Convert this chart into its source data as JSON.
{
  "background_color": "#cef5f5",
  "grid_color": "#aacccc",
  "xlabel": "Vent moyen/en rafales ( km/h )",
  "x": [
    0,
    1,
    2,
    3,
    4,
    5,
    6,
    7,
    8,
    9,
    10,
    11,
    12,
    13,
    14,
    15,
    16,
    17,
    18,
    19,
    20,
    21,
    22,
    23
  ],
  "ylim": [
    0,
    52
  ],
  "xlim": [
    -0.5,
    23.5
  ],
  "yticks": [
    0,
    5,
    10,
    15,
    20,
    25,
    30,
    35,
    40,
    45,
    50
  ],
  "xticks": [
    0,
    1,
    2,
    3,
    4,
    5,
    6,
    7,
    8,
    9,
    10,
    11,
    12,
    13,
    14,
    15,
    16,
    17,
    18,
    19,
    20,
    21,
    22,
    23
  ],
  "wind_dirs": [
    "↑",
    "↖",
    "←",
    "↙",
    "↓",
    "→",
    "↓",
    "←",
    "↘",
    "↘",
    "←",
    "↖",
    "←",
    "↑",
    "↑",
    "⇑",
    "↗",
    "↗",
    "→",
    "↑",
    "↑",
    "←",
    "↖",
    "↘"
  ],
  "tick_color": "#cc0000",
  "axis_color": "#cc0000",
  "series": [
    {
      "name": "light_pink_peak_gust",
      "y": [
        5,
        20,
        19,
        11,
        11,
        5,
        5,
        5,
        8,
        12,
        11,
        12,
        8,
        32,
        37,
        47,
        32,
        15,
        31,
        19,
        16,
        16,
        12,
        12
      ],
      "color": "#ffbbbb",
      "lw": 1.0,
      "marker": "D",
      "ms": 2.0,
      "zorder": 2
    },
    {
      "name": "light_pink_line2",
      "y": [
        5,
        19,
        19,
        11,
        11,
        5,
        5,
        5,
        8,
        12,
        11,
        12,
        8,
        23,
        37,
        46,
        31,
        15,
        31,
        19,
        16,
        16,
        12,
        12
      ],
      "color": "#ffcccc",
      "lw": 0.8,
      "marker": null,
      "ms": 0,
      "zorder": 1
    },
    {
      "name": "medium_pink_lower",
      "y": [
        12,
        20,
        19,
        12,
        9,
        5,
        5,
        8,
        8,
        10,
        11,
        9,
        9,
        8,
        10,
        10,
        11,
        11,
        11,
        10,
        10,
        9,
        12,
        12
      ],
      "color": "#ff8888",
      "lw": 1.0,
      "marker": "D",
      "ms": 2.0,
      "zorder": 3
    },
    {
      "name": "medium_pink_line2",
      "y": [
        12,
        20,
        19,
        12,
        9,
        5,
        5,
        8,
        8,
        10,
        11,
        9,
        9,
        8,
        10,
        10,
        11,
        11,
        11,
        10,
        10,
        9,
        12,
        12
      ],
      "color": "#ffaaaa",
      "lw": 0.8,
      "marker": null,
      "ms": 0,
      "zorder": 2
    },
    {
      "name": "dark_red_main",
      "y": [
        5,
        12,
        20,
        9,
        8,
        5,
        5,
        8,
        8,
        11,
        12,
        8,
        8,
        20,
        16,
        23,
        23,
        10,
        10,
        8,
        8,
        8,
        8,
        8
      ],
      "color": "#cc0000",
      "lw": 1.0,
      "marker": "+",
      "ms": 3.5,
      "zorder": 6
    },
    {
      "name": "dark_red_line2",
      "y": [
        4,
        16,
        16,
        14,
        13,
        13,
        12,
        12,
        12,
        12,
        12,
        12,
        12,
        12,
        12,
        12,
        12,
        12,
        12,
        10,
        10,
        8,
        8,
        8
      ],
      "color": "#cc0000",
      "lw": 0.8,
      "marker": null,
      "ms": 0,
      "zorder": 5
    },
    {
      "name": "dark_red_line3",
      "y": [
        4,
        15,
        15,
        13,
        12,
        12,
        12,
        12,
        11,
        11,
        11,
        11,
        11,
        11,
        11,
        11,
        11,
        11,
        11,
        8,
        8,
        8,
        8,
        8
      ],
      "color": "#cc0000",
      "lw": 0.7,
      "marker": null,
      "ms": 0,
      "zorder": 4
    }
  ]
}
::::::
__REQUIREMENTS__
Write the data out again in full and exactly.

__COMPLETE RESPONSE__
Convert this chart into its source data as JSON.
{
  "background_color": "#cef5f5",
  "grid_color": "#aacccc",
  "xlabel": "Vent moyen/en rafales ( km/h )",
  "x": [
    0,
    1,
    2,
    3,
    4,
    5,
    6,
    7,
    8,
    9,
    10,
    11,
    12,
    13,
    14,
    15,
    16,
    17,
    18,
    19,
    20,
    21,
    22,
    23
  ],
  "ylim": [
    0,
    52
  ],
  "xlim": [
    -0.5,
    23.5
  ],
  "yticks": [
    0,
    5,
    10,
    15,
    20,
    25,
    30,
    35,
    40,
    45,
    50
  ],
  "xticks": [
    0,
    1,
    2,
    3,
    4,
    5,
    6,
    7,
    8,
    9,
    10,
    11,
    12,
    13,
    14,
    15,
    16,
    17,
    18,
    19,
    20,
    21,
    22,
    23
  ],
  "wind_dirs": [
    "↑",
    "↖",
    "←",
    "↙",
    "↓",
    "→",
    "↓",
    "←",
    "↘",
    "↘",
    "←",
    "↖",
    "←",
    "↑",
    "↑",
    "⇑",
    "↗",
    "↗",
    "→",
    "↑",
    "↑",
    "←",
    "↖",
    "↘"
  ],
  "tick_color": "#cc0000",
  "axis_color": "#cc0000",
  "series": [
    {
      "name": "light_pink_peak_gust",
      "y": [
        5,
        20,
        19,
        11,
        11,
        5,
        5,
        5,
        8,
        12,
        11,
        12,
        8,
        32,
        37,
        47,
        32,
        15,
        31,
        19,
        16,
        16,
        12,
        12
      ],
      "color": "#ffbbbb",
      "lw": 1.0,
      "marker": "D",
      "ms": 2.0,
      "zorder": 2
    },
    {
      "name": "light_pink_line2",
      "y": [
        5,
        19,
        19,
        11,
        11,
        5,
        5,
        5,
        8,
        12,
        11,
        12,
        8,
        23,
        37,
        46,
        31,
        15,
        31,
        19,
        16,
        16,
        12,
        12
      ],
      "color": "#ffcccc",
      "lw": 0.8,
      "marker": null,
      "ms": 0,
      "zorder": 1
    },
    {
      "name": "medium_pink_lower",
      "y": [
        12,
        20,
        19,
        12,
        9,
        5,
        5,
        8,
        8,
        10,
        11,
        9,
        9,
        8,
        10,
        10,
        11,
        11,
        11,
        10,
        10,
        9,
        12,
        12
      ],
      "color": "#ff8888",
      "lw": 1.0,
      "marker": "D",
      "ms": 2.0,
      "zorder": 3
    },
    {
      "name": "medium_pink_line2",
      "y": [
        12,
        20,
        19,
        12,
        9,
        5,
        5,
        8,
        8,
        10,
        11,
        9,
        9,
        8,
        10,
        10,
        11,
        11,
        11,
        10,
        10,
        9,
        12,
        12
      ],
      "color": "#ffaaaa",
      "lw": 0.8,
      "marker": null,
      "ms": 0,
      "zorder": 2
    },
    {
      "name": "dark_red_main",
      "y": [
        5,
        12,
        20,
        9,
        8,
        5,
        5,
        8,
        8,
        11,
        12,
        8,
        8,
        20,
        16,
        23,
        23,
        10,
        10,
        8,
        8,
        8,
        8,
        8
      ],
      "color": "#cc0000",
      "lw": 1.0,
      "marker": "+",
      "ms": 3.5,
      "zorder": 6
    },
    {
      "name": "dark_red_line2",
      "y": [
        4,
        16,
        16,
        14,
        13,
        13,
        12,
        12,
        12,
        12,
        12,
        12,
        12,
        12,
        12,
        12,
        12,
        12,
        12,
        10,
        10,
        8,
        8,
        8
      ],
      "color": "#cc0000",
      "lw": 0.8,
      "marker": null,
      "ms": 0,
      "zorder": 5
    },
    {
      "name": "dark_red_line3",
      "y": [
        4,
        15,
        15,
        13,
        12,
        12,
        12,
        12,
        11,
        11,
        11,
        11,
        11,
        11,
        11,
        11,
        11,
        11,
        11,
        8,
        8,
        8,
        8,
        8
      ],
      "color": "#cc0000",
      "lw": 0.7,
      "marker": null,
      "ms": 0,
      "zorder": 4
    }
  ]
}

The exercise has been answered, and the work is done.